The exercise: Print the entries below in their entirety, exactly as they are written.

Stored entries
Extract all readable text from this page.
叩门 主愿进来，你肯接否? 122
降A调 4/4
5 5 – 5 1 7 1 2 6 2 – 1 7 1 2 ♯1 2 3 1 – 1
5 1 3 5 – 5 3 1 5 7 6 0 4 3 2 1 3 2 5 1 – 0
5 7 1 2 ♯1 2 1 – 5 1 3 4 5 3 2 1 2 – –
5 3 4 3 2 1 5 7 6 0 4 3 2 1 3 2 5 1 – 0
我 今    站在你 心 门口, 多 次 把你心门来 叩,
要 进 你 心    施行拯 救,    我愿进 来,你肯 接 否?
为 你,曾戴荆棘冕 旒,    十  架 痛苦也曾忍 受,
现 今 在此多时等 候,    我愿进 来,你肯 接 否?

Final result:
Extract all readable text from this page.
叩门 主愿进来，你肯接否? 122
降A调 4/4
5 5 – 5 1 7 1 2 6 2 – 1 7 1 2 ♯1 2 3 1 – 1
5 1 3 5 – 5 3 1 5 7 6 0 4 3 2 1 3 2 5 1 – 0
5 7 1 2 ♯1 2 1 – 5 1 3 4 5 3 2 1 2 – –
5 3 4 3 2 1 5 7 6 0 4 3 2 1 3 2 5 1 – 0
我 今    站在你 心 门口, 多 次 把你心门来 叩,
要 进 你 心    施行拯 救,    我愿进 来,你肯 接 否?
为 你,曾戴荆棘冕 旒,    十  架 痛苦也曾忍 受,
现 今 在此多时等 候,    我愿进 来,你肯 接 否?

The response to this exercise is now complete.